start

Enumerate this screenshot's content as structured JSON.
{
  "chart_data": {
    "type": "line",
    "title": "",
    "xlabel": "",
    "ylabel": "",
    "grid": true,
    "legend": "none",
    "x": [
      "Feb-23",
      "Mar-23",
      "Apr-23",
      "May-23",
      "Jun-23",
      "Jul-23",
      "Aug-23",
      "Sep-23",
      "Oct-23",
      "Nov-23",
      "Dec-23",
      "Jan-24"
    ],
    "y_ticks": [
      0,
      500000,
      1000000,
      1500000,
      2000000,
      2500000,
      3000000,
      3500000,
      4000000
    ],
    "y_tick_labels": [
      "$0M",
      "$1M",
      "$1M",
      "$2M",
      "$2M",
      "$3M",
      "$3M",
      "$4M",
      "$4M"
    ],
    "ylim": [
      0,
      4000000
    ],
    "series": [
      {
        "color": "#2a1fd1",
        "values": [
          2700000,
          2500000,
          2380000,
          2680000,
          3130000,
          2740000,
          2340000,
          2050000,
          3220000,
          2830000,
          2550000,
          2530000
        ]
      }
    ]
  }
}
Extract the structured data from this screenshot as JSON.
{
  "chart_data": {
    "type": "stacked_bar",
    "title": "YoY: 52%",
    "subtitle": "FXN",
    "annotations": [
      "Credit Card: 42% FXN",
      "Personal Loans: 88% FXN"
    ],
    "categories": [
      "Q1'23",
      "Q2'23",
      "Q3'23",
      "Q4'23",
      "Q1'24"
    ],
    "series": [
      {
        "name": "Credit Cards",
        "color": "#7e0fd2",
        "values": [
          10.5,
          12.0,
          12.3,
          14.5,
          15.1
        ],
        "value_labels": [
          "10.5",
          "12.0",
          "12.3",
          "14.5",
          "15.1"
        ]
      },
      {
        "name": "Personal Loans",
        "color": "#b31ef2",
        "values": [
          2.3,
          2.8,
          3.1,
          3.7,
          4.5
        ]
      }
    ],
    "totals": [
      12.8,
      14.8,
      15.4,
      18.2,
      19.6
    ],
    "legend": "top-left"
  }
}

end

*DIRECTIONS*:
From the entries, report each line that includes the word "JSON".

*WRITTEN SOLUTION*:
Enumerate this screenshot's content as structured JSON.
Extract the structured data from this screenshot as JSON.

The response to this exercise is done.